--- start Material for the task ---

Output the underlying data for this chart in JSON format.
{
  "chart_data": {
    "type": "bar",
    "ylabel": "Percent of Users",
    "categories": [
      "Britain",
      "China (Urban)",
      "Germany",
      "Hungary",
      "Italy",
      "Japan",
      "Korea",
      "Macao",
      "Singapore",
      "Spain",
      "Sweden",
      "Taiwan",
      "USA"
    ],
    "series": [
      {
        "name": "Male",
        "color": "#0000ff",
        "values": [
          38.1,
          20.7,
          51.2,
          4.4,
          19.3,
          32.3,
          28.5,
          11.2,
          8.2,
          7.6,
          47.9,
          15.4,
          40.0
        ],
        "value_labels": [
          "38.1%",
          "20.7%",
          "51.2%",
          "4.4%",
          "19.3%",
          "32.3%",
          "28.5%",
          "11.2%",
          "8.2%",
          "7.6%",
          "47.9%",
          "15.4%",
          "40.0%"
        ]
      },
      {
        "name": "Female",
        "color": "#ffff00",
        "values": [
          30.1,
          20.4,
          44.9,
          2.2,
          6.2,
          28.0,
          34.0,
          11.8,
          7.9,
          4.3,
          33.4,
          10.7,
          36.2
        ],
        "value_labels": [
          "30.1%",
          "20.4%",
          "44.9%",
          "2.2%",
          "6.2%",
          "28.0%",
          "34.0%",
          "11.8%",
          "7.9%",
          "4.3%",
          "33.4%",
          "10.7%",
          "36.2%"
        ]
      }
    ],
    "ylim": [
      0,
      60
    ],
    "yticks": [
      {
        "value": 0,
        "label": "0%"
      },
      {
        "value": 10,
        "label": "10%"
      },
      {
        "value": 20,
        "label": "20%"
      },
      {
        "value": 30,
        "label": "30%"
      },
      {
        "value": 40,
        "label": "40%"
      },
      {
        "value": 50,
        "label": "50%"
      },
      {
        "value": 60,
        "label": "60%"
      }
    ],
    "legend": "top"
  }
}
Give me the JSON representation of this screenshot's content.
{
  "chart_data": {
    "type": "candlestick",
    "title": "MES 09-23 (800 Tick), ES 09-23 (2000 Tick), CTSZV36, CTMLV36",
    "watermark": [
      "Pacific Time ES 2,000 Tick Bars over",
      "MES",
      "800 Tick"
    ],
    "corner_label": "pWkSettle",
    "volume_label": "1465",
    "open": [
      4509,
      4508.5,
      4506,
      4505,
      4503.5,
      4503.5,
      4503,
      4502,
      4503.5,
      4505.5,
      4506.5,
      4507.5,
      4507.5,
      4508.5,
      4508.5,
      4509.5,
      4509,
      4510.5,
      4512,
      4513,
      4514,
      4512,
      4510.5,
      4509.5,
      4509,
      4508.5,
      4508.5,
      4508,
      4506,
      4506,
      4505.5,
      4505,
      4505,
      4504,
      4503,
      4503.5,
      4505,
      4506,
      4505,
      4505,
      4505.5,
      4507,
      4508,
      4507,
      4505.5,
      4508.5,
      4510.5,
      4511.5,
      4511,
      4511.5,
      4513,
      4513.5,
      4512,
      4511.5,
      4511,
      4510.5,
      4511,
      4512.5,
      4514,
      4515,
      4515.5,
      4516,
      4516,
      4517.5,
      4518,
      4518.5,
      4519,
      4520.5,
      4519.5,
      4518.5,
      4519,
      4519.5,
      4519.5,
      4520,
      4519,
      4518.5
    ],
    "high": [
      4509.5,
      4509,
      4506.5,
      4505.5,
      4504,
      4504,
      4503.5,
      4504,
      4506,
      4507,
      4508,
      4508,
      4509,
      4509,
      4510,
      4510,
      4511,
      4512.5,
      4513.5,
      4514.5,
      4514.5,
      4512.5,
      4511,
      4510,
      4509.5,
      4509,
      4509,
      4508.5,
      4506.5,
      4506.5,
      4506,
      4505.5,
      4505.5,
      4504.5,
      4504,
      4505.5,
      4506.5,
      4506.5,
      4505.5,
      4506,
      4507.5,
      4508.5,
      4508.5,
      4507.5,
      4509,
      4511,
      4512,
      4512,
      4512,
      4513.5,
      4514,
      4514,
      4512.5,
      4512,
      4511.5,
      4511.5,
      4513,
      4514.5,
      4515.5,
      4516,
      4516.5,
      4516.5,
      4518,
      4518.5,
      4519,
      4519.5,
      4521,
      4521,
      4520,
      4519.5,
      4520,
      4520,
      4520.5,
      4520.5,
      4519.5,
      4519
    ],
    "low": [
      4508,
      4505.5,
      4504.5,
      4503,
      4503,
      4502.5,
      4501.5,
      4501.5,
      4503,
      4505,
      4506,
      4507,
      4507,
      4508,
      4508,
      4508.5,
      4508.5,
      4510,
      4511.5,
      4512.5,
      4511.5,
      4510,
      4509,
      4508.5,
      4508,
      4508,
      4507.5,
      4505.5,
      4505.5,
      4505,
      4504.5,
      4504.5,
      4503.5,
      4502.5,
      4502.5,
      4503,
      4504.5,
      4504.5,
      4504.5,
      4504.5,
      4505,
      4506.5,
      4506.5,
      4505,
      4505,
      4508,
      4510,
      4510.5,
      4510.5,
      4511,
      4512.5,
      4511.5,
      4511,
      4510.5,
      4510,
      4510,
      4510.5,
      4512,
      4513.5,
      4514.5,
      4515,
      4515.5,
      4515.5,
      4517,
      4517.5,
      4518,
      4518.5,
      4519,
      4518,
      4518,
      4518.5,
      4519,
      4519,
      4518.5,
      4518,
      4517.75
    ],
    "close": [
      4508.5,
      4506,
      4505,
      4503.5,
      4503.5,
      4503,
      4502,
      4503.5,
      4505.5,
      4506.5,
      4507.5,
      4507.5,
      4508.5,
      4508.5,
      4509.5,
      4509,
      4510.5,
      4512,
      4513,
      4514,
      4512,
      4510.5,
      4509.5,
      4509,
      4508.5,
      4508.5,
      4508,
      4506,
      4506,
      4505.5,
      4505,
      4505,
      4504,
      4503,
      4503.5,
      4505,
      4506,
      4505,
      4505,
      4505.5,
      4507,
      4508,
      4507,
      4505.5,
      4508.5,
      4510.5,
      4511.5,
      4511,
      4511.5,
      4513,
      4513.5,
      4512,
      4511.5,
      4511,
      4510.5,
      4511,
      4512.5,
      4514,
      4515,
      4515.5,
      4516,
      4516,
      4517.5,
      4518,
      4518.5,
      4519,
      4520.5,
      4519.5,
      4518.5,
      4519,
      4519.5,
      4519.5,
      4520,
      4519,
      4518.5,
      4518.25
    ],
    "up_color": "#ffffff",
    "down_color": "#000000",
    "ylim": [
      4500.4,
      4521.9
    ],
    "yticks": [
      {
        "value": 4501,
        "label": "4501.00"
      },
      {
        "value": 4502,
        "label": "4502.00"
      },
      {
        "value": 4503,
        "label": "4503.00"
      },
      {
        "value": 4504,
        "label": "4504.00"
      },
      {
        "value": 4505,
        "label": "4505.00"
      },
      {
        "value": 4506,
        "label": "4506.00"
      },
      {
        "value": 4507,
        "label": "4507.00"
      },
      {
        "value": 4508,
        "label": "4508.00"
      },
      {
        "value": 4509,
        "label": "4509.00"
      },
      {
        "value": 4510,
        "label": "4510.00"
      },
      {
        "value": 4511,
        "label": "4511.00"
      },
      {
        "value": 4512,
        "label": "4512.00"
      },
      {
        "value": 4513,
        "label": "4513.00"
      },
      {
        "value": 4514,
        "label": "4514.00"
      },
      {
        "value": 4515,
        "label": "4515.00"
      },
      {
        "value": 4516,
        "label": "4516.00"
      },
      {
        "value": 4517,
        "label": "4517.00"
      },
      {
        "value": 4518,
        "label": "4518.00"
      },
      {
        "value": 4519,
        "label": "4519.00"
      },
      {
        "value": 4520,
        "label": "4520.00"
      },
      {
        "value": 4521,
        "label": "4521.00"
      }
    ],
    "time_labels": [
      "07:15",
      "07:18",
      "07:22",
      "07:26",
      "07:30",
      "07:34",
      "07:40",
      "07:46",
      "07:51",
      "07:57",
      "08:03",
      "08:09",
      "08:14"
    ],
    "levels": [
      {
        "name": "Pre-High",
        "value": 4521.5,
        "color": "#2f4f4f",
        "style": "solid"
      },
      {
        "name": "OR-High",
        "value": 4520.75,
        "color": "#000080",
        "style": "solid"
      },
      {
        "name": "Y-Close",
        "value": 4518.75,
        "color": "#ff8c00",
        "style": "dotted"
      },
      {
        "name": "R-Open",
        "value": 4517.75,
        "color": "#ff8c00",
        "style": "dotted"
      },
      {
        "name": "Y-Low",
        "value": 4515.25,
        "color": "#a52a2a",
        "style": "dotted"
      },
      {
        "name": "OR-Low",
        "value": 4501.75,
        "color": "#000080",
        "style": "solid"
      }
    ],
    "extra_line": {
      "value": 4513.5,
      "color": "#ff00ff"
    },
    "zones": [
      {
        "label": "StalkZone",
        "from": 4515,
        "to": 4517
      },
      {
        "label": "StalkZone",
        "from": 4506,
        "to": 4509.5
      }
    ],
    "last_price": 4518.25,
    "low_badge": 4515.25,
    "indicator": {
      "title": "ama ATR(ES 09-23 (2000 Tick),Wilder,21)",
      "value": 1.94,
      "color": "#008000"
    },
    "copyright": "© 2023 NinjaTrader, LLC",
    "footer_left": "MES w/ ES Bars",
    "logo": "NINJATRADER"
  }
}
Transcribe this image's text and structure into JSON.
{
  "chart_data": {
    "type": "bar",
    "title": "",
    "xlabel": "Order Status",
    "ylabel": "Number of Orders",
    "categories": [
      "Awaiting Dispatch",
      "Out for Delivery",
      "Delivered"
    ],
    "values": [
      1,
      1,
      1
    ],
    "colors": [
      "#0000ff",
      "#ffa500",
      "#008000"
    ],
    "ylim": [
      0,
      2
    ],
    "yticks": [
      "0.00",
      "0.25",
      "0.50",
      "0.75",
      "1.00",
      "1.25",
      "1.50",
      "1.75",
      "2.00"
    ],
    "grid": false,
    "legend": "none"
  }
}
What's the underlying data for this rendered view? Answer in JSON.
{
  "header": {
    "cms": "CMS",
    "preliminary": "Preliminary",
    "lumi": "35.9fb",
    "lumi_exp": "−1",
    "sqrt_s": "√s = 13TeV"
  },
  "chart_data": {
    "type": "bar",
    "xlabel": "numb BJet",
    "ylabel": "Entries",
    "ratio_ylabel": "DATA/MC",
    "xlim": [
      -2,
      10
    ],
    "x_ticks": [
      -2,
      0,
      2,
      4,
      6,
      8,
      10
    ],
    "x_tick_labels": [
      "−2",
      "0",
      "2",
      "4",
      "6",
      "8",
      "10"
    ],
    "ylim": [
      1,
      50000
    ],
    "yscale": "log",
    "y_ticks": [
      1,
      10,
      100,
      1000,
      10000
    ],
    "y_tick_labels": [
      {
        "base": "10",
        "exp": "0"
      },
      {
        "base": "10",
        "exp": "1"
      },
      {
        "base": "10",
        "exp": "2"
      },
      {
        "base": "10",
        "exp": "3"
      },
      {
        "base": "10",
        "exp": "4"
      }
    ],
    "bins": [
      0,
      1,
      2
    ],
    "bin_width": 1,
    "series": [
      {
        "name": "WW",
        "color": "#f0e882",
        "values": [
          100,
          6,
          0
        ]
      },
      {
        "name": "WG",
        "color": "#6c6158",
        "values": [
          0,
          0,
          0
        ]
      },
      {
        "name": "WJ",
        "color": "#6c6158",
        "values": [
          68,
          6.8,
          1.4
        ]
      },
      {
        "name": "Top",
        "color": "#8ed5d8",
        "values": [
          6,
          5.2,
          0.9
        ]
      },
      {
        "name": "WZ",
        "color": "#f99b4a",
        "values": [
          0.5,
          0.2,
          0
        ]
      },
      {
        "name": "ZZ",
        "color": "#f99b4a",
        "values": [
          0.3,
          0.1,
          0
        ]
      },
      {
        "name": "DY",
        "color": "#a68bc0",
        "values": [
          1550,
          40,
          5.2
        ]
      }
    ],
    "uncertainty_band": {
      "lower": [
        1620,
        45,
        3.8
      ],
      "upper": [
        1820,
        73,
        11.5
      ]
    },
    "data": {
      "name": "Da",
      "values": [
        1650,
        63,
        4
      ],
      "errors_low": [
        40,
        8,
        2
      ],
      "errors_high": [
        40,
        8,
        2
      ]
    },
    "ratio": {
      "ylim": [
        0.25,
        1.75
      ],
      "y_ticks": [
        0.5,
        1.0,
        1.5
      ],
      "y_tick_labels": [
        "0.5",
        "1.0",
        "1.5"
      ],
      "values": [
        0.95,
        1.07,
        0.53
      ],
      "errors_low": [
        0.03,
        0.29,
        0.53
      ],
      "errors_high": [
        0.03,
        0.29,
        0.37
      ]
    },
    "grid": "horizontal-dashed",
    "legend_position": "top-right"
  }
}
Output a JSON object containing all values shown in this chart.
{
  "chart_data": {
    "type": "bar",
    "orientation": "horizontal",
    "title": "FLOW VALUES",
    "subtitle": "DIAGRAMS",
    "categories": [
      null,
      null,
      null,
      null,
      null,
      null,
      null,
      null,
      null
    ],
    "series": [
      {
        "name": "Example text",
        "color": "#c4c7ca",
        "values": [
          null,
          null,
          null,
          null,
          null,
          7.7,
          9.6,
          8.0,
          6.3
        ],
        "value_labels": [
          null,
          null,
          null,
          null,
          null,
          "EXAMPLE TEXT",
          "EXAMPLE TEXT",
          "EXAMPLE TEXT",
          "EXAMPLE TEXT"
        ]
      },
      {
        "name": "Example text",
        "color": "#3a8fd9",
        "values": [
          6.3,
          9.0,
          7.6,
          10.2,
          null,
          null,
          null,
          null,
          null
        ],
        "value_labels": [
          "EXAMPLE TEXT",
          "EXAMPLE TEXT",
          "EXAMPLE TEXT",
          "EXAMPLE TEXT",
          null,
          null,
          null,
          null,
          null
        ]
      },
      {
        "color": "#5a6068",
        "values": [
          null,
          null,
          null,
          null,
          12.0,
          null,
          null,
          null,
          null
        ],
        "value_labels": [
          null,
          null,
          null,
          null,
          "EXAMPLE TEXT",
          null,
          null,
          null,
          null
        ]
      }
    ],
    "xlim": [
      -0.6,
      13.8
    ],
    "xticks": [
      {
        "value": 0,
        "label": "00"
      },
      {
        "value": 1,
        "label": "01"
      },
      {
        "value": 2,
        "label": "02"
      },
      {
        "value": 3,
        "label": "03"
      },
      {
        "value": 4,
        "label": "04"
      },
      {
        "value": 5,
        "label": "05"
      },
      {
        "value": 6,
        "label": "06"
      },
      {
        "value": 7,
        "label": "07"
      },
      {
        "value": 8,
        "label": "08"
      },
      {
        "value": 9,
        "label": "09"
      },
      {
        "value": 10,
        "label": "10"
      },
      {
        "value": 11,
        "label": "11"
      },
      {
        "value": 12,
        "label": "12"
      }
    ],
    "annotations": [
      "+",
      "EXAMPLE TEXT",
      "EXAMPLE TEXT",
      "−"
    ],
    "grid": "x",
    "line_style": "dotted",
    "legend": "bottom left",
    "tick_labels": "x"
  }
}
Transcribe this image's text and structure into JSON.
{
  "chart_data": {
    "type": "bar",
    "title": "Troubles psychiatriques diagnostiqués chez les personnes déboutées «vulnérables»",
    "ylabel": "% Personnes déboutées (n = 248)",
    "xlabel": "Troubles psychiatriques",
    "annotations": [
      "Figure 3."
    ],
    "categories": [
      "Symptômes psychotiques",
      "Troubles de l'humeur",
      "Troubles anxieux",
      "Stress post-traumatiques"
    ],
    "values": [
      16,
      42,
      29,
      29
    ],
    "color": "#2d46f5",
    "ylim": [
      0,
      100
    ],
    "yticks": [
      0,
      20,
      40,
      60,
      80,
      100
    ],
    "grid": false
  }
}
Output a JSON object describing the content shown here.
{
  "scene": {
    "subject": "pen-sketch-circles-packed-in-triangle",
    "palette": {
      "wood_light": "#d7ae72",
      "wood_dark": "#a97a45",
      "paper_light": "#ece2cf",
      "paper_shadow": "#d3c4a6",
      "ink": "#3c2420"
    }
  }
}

--- end Material for the task ---

• The exercise
Take the line holding "Output a JSON object describing" and all lines after it through the end of the data, and set them down exactly.

• The solution
Output a JSON object describing the content shown here.
{
  "scene": {
    "subject": "pen-sketch-circles-packed-in-triangle",
    "palette": {
      "wood_light": "#d7ae72",
      "wood_dark": "#a97a45",
      "paper_light": "#ece2cf",
      "paper_shadow": "#d3c4a6",
      "ink": "#3c2420"
    }
  }
}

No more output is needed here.